____ Supplied information

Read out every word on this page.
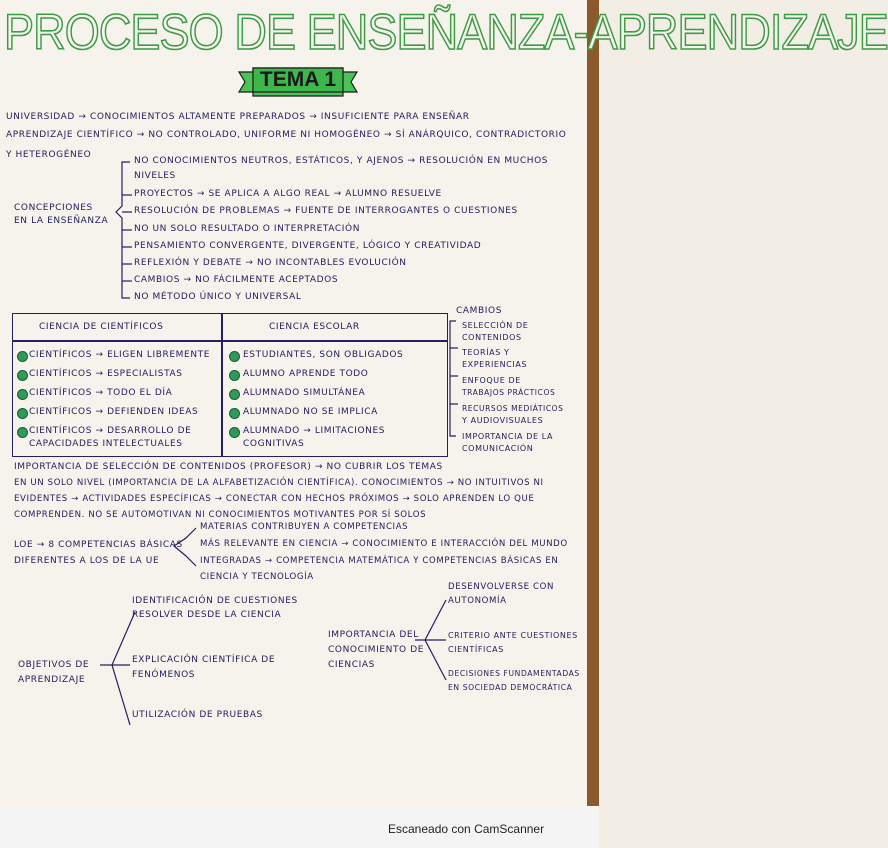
PROCESO DE ENSEÑANZA-APRENDIZAJE
TEMA 1
UNIVERSIDAD → CONOCIMIENTOS ALTAMENTE PREPARADOS → INSUFICIENTE PARA ENSEÑAR
APRENDIZAJE CIENTÍFICO → NO CONTROLADO, UNIFORME NI HOMOGÉNEO → SÍ ANÁRQUICO, CONTRADICTORIO
Y HETEROGÉNEO
CONCEPCIONES
EN LA ENSEÑANZA
NO CONOCIMIENTOS NEUTROS, ESTÁTICOS, Y AJENOS → RESOLUCIÓN EN MUCHOS
NIVELES
PROYECTOS → SE APLICA A ALGO REAL → ALUMNO RESUELVE
RESOLUCIÓN DE PROBLEMAS → FUENTE DE INTERROGANTES O CUESTIONES
NO UN SOLO RESULTADO O INTERPRETACIÓN
PENSAMIENTO CONVERGENTE, DIVERGENTE, LÓGICO Y CREATIVIDAD
REFLEXIÓN Y DEBATE → NO INCONTABLES EVOLUCIÓN
CAMBIOS → NO FÁCILMENTE ACEPTADOS
NO MÉTODO ÚNICO Y UNIVERSAL
CIENCIA DE CIENTÍFICOS	CIENCIA ESCOLAR
CIENTÍFICOS → ELIGEN LIBREMENTE
CIENTÍFICOS → ESPECIALISTAS
CIENTÍFICOS → TODO EL DÍA
CIENTÍFICOS → DEFIENDEN IDEAS
CIENTÍFICOS → DESARROLLO DE
CAPACIDADES INTELECTUALES
ESTUDIANTES, SON OBLIGADOS
ALUMNO APRENDE TODO
ALUMNADO SIMULTÁNEA
ALUMNADO NO SE IMPLICA
ALUMNADO → LIMITACIONES
COGNITIVAS
CAMBIOS
SELECCIÓN DE
CONTENIDOS
TEORÍAS Y
EXPERIENCIAS
ENFOQUE DE
TRABAJOS PRÁCTICOS
RECURSOS MEDIÁTICOS
Y AUDIOVISUALES
IMPORTANCIA DE LA
COMUNICACIÓN
IMPORTANCIA DE SELECCIÓN DE CONTENIDOS (PROFESOR) → NO CUBRIR LOS TEMAS
EN UN SOLO NIVEL (IMPORTANCIA DE LA ALFABETIZACIÓN CIENTÍFICA). CONOCIMIENTOS → NO INTUITIVOS NI
EVIDENTES → ACTIVIDADES ESPECÍFICAS → CONECTAR CON HECHOS PRÓXIMOS → SOLO APRENDEN LO QUE
COMPRENDEN. NO SE AUTOMOTIVAN NI CONOCIMIENTOS MOTIVANTES POR SÍ SOLOS
LOE → 8 COMPETENCIAS BÁSICAS
DIFERENTES A LOS DE LA UE
MATERIAS CONTRIBUYEN A COMPETENCIAS
MÁS RELEVANTE EN CIENCIA → CONOCIMIENTO E INTERACCIÓN DEL MUNDO
INTEGRADAS → COMPETENCIA MATEMÁTICA Y COMPETENCIAS BÁSICAS EN
CIENCIA Y TECNOLOGÍA
OBJETIVOS DE
APRENDIZAJE
IDENTIFICACIÓN DE CUESTIONES
RESOLVER DESDE LA CIENCIA
EXPLICACIÓN CIENTÍFICA DE
FENÓMENOS
UTILIZACIÓN DE PRUEBAS
IMPORTANCIA DEL
CONOCIMIENTO DE
CIENCIAS
DESENVOLVERSE CON
AUTONOMÍA
CRITERIO ANTE CUESTIONES
CIENTÍFICAS
DECISIONES FUNDAMENTADAS
EN SOCIEDAD DEMOCRÁTICA
Escaneado con CamScanner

________

- **Instructions to follow**
Isolate the lines that hold the word "RESOLUCIÓN" and copy all of them.

- **Written solution**
NO CONOCIMIENTOS NEUTROS, ESTÁTICOS, Y AJENOS → RESOLUCIÓN EN MUCHOS
RESOLUCIÓN DE PROBLEMAS → FUENTE DE INTERROGANTES O CUESTIONES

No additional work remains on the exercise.